* **SET PROBLEM**:
Give only the number of lines that hold the word "this".

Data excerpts
_____

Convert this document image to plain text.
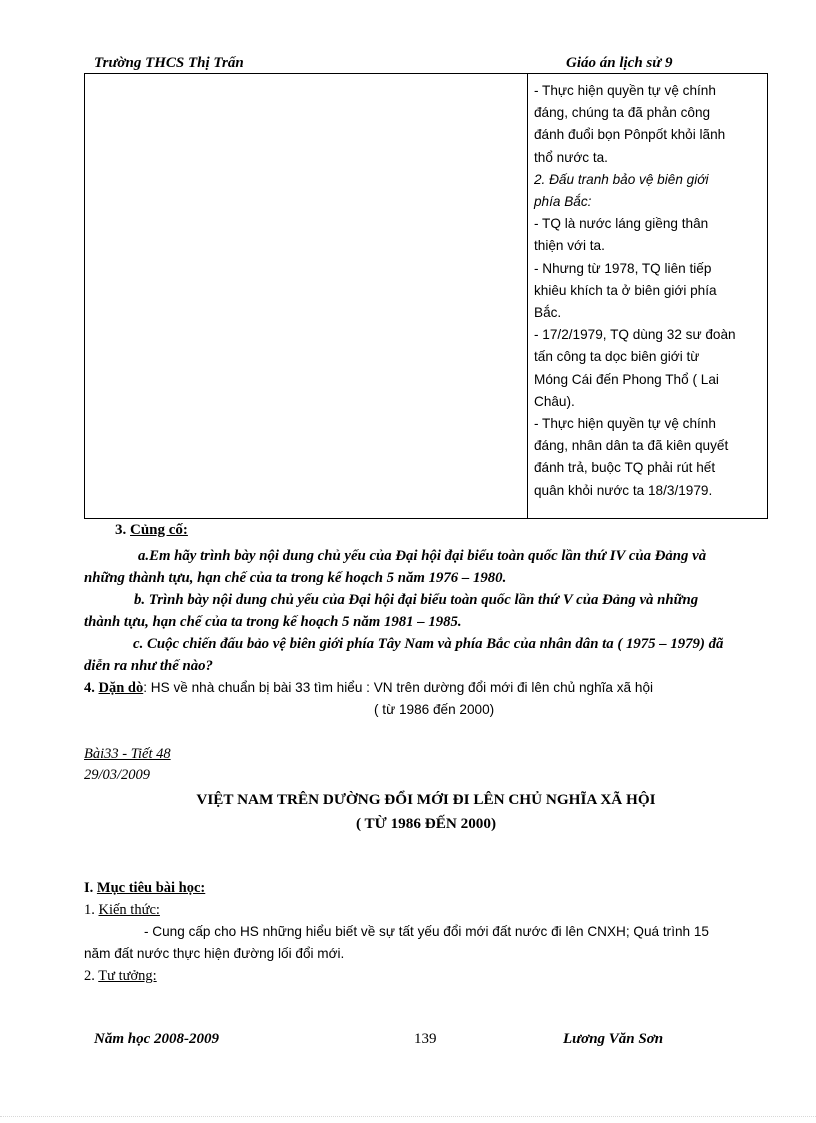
Trường THCS Thị Trấn	Giáo án lịch sử 9
- Thực hiện quyền tự vệ chính
đáng, chúng ta đã phản công
đánh đuổi bọn Pônpốt khỏi lãnh
thổ nước ta.
2. Đấu tranh bảo vệ biên giới
phía Bắc:
- TQ là nước láng giềng thân
thiện với ta.
- Nhưng từ 1978, TQ liên tiếp
khiêu khích ta ở biên giới phía
Bắc.
- 17/2/1979, TQ dùng 32 sư đoàn
tấn công ta dọc biên giới từ
Móng Cái đến Phong Thổ ( Lai
Châu).
- Thực hiện quyền tự vệ chính
đáng, nhân dân ta đã kiên quyết
đánh trả, buộc TQ phải rút hết
quân khỏi nước ta 18/3/1979.
3. Củng cố:
a.Em hãy trình bày nội dung chủ yếu của Đại hội đại biểu toàn quốc lần thứ IV của Đảng và
những thành tựu, hạn chế của ta trong kế hoạch 5 năm 1976 – 1980.
b. Trình bày nội dung chủ yếu của Đại hội đại biểu toàn quốc lần thứ V của Đảng và những
thành tựu, hạn chế của ta trong kế hoạch 5 năm 1981 – 1985.
c. Cuộc chiến đấu bảo vệ biên giới phía Tây Nam và phía Bắc của nhân dân ta ( 1975 – 1979) đã
diễn ra như thế nào?
4. Dặn dò: HS về nhà chuẩn bị bài 33 tìm hiểu : VN trên dường đổi mới đi lên chủ nghĩa xã hội
( từ 1986 đến 2000)
Bài33 - Tiết 48
29/03/2009
VIỆT NAM TRÊN DƯỜNG ĐỔI MỚI ĐI LÊN CHỦ NGHĨA XÃ HỘI
( TỪ 1986 ĐẾN 2000)
I. Mục tiêu bài học:
1. Kiến thức:
- Cung cấp cho HS những hiểu biết về sự tất yếu đổi mới đất nước đi lên CNXH; Quá trình 15
năm đất nước thực hiện đường lối đổi mới.
2. Tư tưởng:
Năm học 2008-2009	139	Lương Văn Sơn
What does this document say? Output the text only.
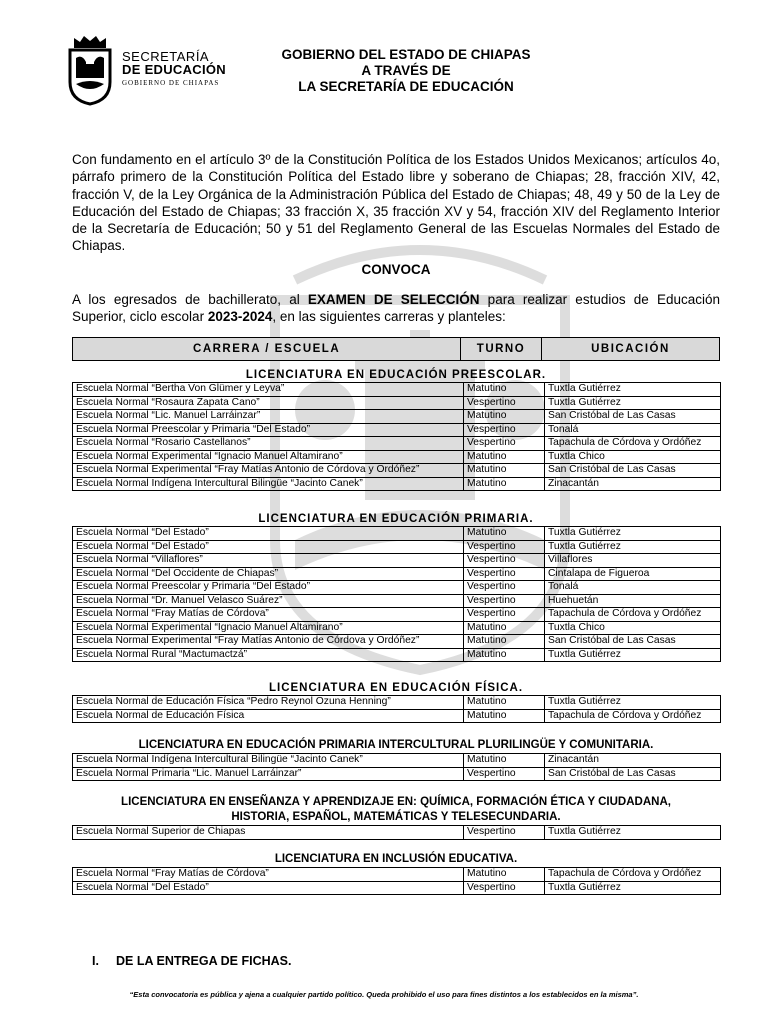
SECRETARÍA
DE EDUCACIÓN
GOBIERNO DE CHIAPAS
GOBIERNO DEL ESTADO DE CHIAPAS
A TRAVÉS DE
LA SECRETARÍA DE EDUCACIÓN
Con fundamento en el artículo 3º de la Constitución Política de los Estados Unidos Mexicanos; artículos 4o, párrafo primero de la Constitución Política del Estado libre y soberano de Chiapas; 28, fracción XIV, 42, fracción V, de la Ley Orgánica de la Administración Pública del Estado de Chiapas; 48, 49 y 50 de la Ley de Educación del Estado de Chiapas; 33 fracción X, 35 fracción XV y 54, fracción XIV del Reglamento Interior de la Secretaría de Educación; 50 y 51 del Reglamento General de las Escuelas Normales del Estado de Chiapas.
CONVOCA
A los egresados de bachillerato, al EXAMEN DE SELECCIÓN para realizar estudios de Educación Superior, ciclo escolar 2023-2024, en las siguientes carreras y planteles:
CARRERA / ESCUELA	TURNO	UBICACIÓN
LICENCIATURA EN EDUCACIÓN PREESCOLAR.
Escuela Normal “Bertha Von Glümer y Leyva”	Matutino	Tuxtla Gutiérrez
Escuela Normal “Rosaura Zapata Cano”	Vespertino	Tuxtla Gutiérrez
Escuela Normal “Lic. Manuel Larráinzar”	Matutino	San Cristóbal de Las Casas
Escuela Normal Preescolar y Primaria “Del Estado”	Vespertino	Tonalá
Escuela Normal “Rosario Castellanos”	Vespertino	Tapachula de Córdova y Ordóñez
Escuela Normal Experimental “Ignacio Manuel Altamirano”	Matutino	Tuxtla Chico
Escuela Normal Experimental “Fray Matías Antonio de Córdova y Ordóñez”	Matutino	San Cristóbal de Las Casas
Escuela Normal Indígena Intercultural Bilingüe “Jacinto Canek”	Matutino	Zinacantán
LICENCIATURA EN EDUCACIÓN PRIMARIA.
Escuela Normal “Del Estado”	Matutino	Tuxtla Gutiérrez
Escuela Normal “Del Estado”	Vespertino	Tuxtla Gutiérrez
Escuela Normal “Villaflores”	Vespertino	Villaflores
Escuela Normal “Del Occidente de Chiapas”	Vespertino	Cintalapa de Figueroa
Escuela Normal Preescolar y Primaria “Del Estado”	Vespertino	Tonalá
Escuela Normal “Dr. Manuel Velasco Suárez”	Vespertino	Huehuetán
Escuela Normal “Fray Matías de Córdova”	Vespertino	Tapachula de Córdova y Ordóñez
Escuela Normal Experimental “Ignacio Manuel Altamirano”	Matutino	Tuxtla Chico
Escuela Normal Experimental “Fray Matías Antonio de Córdova y Ordóñez”	Matutino	San Cristóbal de Las Casas
Escuela Normal Rural “Mactumactzá”	Matutino	Tuxtla Gutiérrez
LICENCIATURA EN EDUCACIÓN FÍSICA.
Escuela Normal de Educación Física “Pedro Reynol Ozuna Henning”	Matutino	Tuxtla Gutiérrez
Escuela Normal de Educación Física	Matutino	Tapachula de Córdova y Ordóñez
LICENCIATURA EN EDUCACIÓN PRIMARIA INTERCULTURAL PLURILINGÜE Y COMUNITARIA.
Escuela Normal Indígena Intercultural Bilingüe “Jacinto Canek”	Matutino	Zinacantán
Escuela Normal Primaria “Lic. Manuel Larráinzar”	Vespertino	San Cristóbal de Las Casas
LICENCIATURA EN ENSEÑANZA Y APRENDIZAJE EN: QUÍMICA, FORMACIÓN ÉTICA Y CIUDADANA, HISTORIA, ESPAÑOL, MATEMÁTICAS Y TELESECUNDARIA.
Escuela Normal Superior de Chiapas	Vespertino	Tuxtla Gutiérrez
LICENCIATURA EN INCLUSIÓN EDUCATIVA.
Escuela Normal “Fray Matías de Córdova”	Matutino	Tapachula de Córdova y Ordóñez
Escuela Normal “Del Estado”	Vespertino	Tuxtla Gutiérrez
I. DE LA ENTREGA DE FICHAS.
“Esta convocatoria es pública y ajena a cualquier partido político. Queda prohibido el uso para fines distintos a los establecidos en la misma”.
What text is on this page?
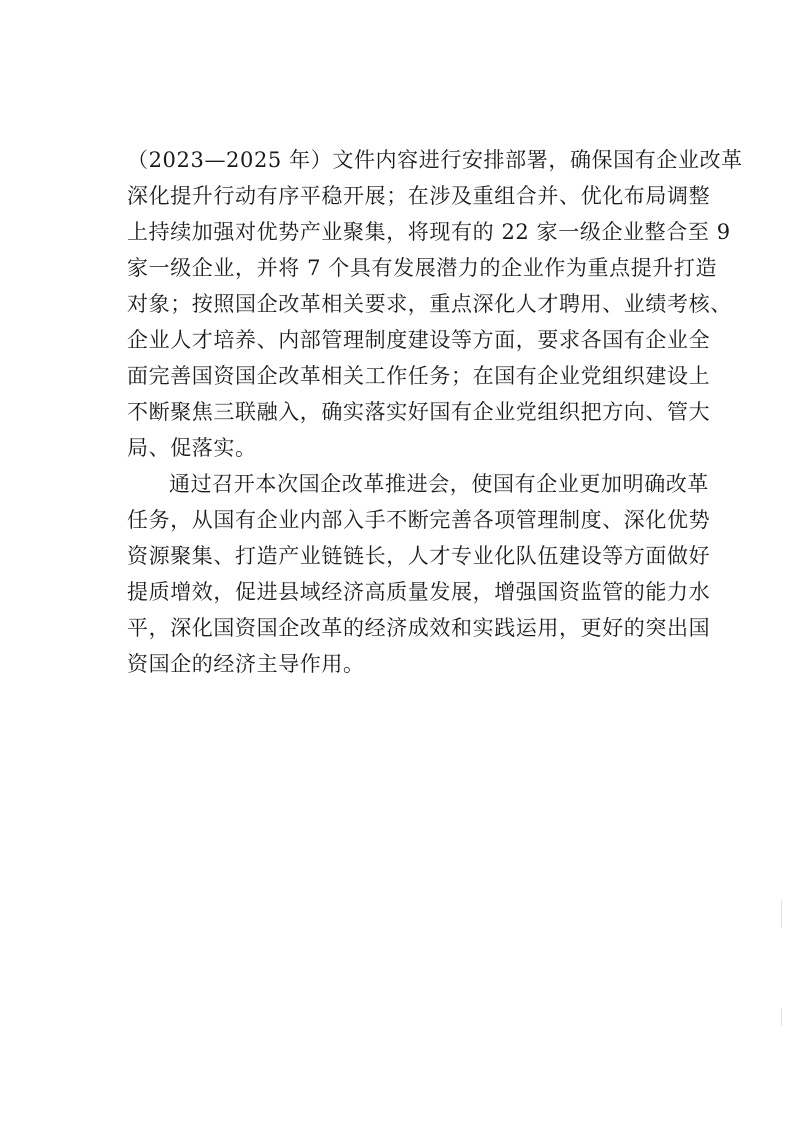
（2023—2025 年）文件内容进行安排部署，确保国有企业改革
深化提升行动有序平稳开展；在涉及重组合并、优化布局调整
上持续加强对优势产业聚集，将现有的 22 家一级企业整合至 9
家一级企业，并将 7 个具有发展潜力的企业作为重点提升打造
对象；按照国企改革相关要求，重点深化人才聘用、业绩考核、
企业人才培养、内部管理制度建设等方面，要求各国有企业全
面完善国资国企改革相关工作任务；在国有企业党组织建设上
不断聚焦三联融入，确实落实好国有企业党组织把方向、管大
局、促落实。
通过召开本次国企改革推进会，使国有企业更加明确改革
任务，从国有企业内部入手不断完善各项管理制度、深化优势
资源聚集、打造产业链链长，人才专业化队伍建设等方面做好
提质增效，促进县域经济高质量发展，增强国资监管的能力水
平，深化国资国企改革的经济成效和实践运用，更好的突出国
资国企的经济主导作用。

_____

* **EXERCISE RESULT**:
3